Produce a verbatim copy of the entries listed below.

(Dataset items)

══════════════════════════════

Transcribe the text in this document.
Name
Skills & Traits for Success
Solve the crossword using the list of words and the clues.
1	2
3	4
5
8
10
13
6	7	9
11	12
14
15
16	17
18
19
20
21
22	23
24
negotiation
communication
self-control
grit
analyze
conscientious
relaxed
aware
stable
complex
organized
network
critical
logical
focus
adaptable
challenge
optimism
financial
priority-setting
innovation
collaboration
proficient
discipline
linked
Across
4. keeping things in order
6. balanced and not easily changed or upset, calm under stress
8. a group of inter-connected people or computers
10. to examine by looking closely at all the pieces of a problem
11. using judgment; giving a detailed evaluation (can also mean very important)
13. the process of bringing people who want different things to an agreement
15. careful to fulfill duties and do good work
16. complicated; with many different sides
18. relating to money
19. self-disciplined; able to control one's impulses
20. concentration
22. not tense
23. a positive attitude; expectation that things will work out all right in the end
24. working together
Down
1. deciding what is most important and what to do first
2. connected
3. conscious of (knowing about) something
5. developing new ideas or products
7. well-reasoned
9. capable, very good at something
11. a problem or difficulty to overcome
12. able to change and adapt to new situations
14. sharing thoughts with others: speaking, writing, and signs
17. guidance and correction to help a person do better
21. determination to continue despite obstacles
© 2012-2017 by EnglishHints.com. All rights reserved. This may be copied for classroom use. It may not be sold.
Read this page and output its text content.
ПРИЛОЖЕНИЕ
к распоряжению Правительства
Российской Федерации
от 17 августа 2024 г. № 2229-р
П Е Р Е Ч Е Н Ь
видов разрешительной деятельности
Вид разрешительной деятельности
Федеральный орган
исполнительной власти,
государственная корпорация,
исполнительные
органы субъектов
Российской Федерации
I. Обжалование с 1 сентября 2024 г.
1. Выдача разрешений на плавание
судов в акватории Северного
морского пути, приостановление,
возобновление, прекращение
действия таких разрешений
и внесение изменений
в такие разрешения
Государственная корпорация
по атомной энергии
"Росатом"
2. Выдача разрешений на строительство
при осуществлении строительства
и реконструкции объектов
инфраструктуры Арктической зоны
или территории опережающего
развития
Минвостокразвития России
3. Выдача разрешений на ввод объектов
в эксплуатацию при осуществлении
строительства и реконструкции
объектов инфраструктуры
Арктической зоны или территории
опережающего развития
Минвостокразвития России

══════════════════════════════

§ **ANSWER**
Transcribe the text in this document.
Name
Skills & Traits for Success
Solve the crossword using the list of words and the clues.
1	2
3	4
5
8
10
13
6	7	9
11	12
14
15
16	17
18
19
20
21
22	23
24
negotiation
communication
self-control
grit
analyze
conscientious
relaxed
aware
stable
complex
organized
network
critical
logical
focus
adaptable
challenge
optimism
financial
priority-setting
innovation
collaboration
proficient
discipline
linked
Across
4. keeping things in order
6. balanced and not easily changed or upset, calm under stress
8. a group of inter-connected people or computers
10. to examine by looking closely at all the pieces of a problem
11. using judgment; giving a detailed evaluation (can also mean very important)
13. the process of bringing people who want different things to an agreement
15. careful to fulfill duties and do good work
16. complicated; with many different sides
18. relating to money
19. self-disciplined; able to control one's impulses
20. concentration
22. not tense
23. a positive attitude; expectation that things will work out all right in the end
24. working together
Down
1. deciding what is most important and what to do first
2. connected
3. conscious of (knowing about) something
5. developing new ideas or products
7. well-reasoned
9. capable, very good at something
11. a problem or difficulty to overcome
12. able to change and adapt to new situations
14. sharing thoughts with others: speaking, writing, and signs
17. guidance and correction to help a person do better
21. determination to continue despite obstacles
© 2012-2017 by EnglishHints.com. All rights reserved. This may be copied for classroom use. It may not be sold.
Read this page and output its text content.
ПРИЛОЖЕНИЕ
к распоряжению Правительства
Российской Федерации
от 17 августа 2024 г. № 2229-р
П Е Р Е Ч Е Н Ь
видов разрешительной деятельности
Вид разрешительной деятельности
Федеральный орган
исполнительной власти,
государственная корпорация,
исполнительные
органы субъектов
Российской Федерации
I. Обжалование с 1 сентября 2024 г.
1. Выдача разрешений на плавание
судов в акватории Северного
морского пути, приостановление,
возобновление, прекращение
действия таких разрешений
и внесение изменений
в такие разрешения
Государственная корпорация
по атомной энергии
"Росатом"
2. Выдача разрешений на строительство
при осуществлении строительства
и реконструкции объектов
инфраструктуры Арктической зоны
или территории опережающего
развития
Минвостокразвития России
3. Выдача разрешений на ввод объектов
в эксплуатацию при осуществлении
строительства и реконструкции
объектов инфраструктуры
Арктической зоны или территории
опережающего развития
Минвостокразвития России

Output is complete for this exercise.